* WHAT IS NEEDED: Write the data out again exactly, with no pictures.

Stored records
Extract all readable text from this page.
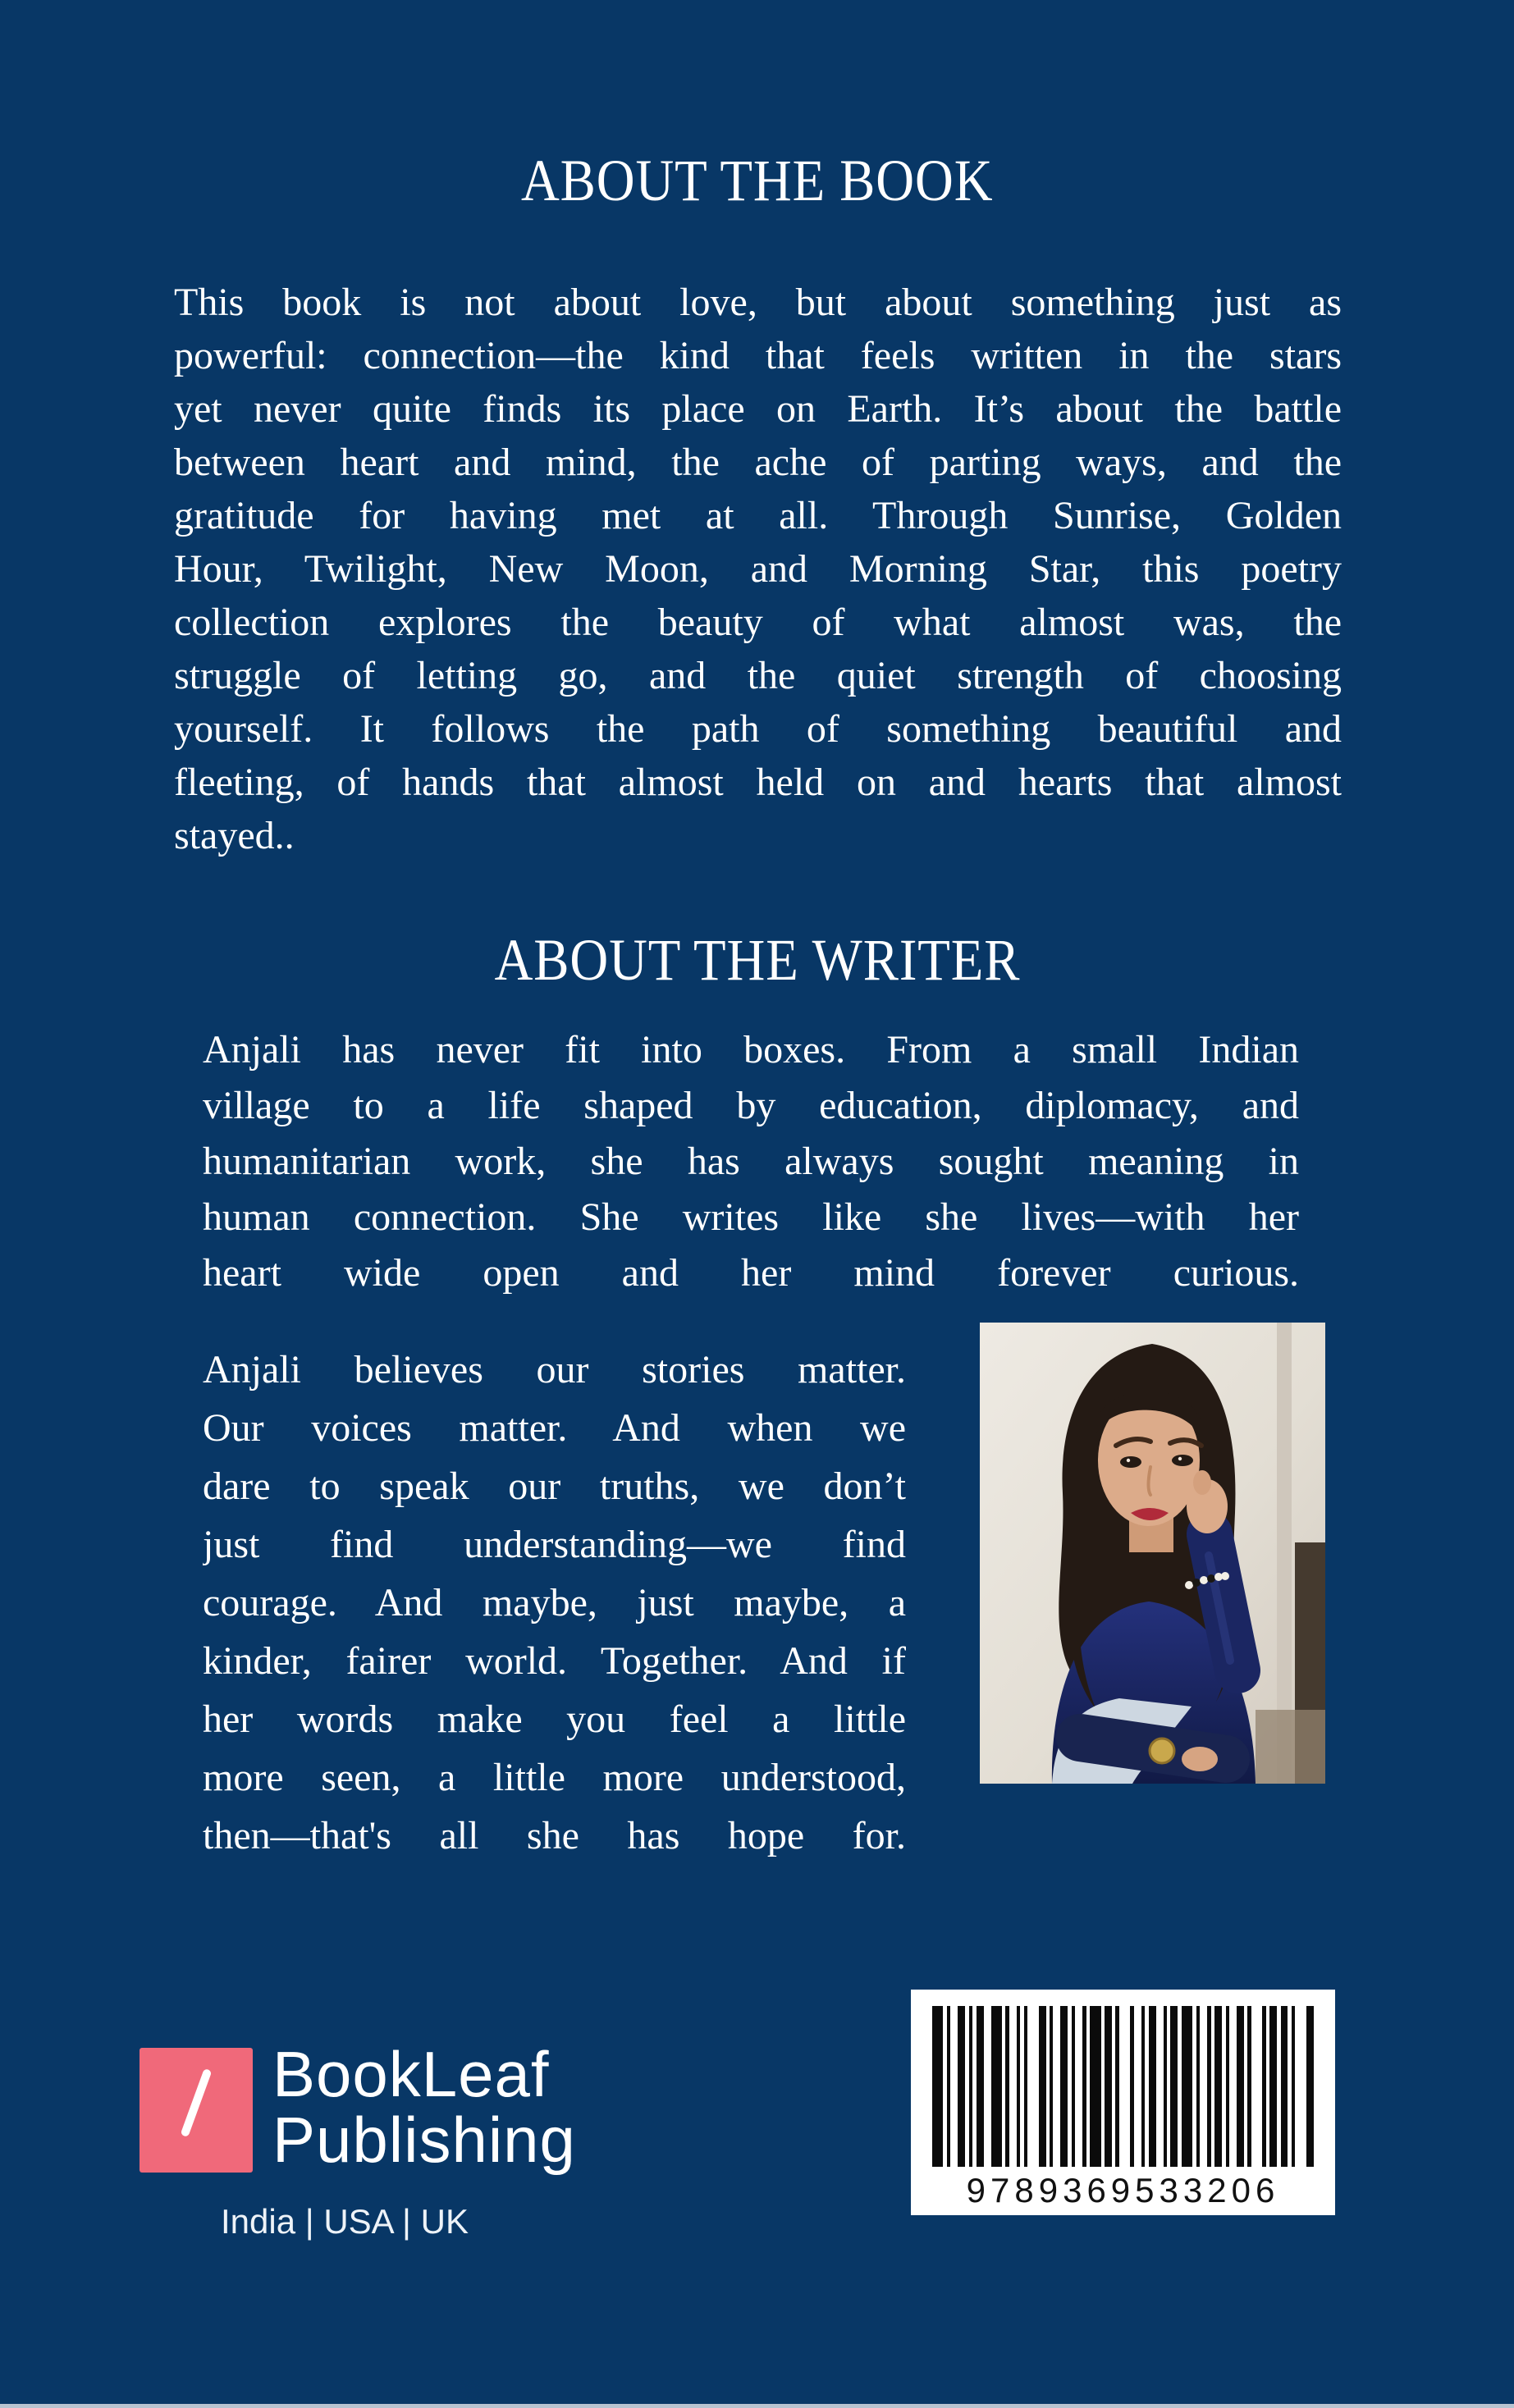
ABOUT THE BOOK
This book is not about love, but about something just as
powerful: connection—the kind that feels written in the stars
yet never quite finds its place on Earth. It’s about the battle
between heart and mind, the ache of parting ways, and the
gratitude for having met at all. Through Sunrise, Golden
Hour, Twilight, New Moon, and Morning Star, this poetry
collection explores the beauty of what almost was, the
struggle of letting go, and the quiet strength of choosing
yourself. It follows the path of something beautiful and
fleeting, of hands that almost held on and hearts that almost
stayed..
ABOUT THE WRITER
Anjali has never fit into boxes. From a small Indian
village to a life shaped by education, diplomacy, and
humanitarian work, she has always sought meaning in
human connection. She writes like she lives—with her
heart wide open and her mind forever curious.
Anjali believes our stories matter.
Our voices matter. And when we
dare to speak our truths, we don’t
just find understanding—we find
courage. And maybe, just maybe, a
kinder, fairer world. Together. And if
her words make you feel a little
more seen, a little more understood,
then—that's all she has hope for.
BookLeaf
Publishing
India | USA | UK
9789369533206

* TASK RESULT:
Extract all readable text from this page.
ABOUT THE BOOK
This book is not about love, but about something just as
powerful: connection—the kind that feels written in the stars
yet never quite finds its place on Earth. It’s about the battle
between heart and mind, the ache of parting ways, and the
gratitude for having met at all. Through Sunrise, Golden
Hour, Twilight, New Moon, and Morning Star, this poetry
collection explores the beauty of what almost was, the
struggle of letting go, and the quiet strength of choosing
yourself. It follows the path of something beautiful and
fleeting, of hands that almost held on and hearts that almost
stayed..
ABOUT THE WRITER
Anjali has never fit into boxes. From a small Indian
village to a life shaped by education, diplomacy, and
humanitarian work, she has always sought meaning in
human connection. She writes like she lives—with her
heart wide open and her mind forever curious.
Anjali believes our stories matter.
Our voices matter. And when we
dare to speak our truths, we don’t
just find understanding—we find
courage. And maybe, just maybe, a
kinder, fairer world. Together. And if
her words make you feel a little
more seen, a little more understood,
then—that's all she has hope for.
BookLeaf
Publishing
India | USA | UK
9789369533206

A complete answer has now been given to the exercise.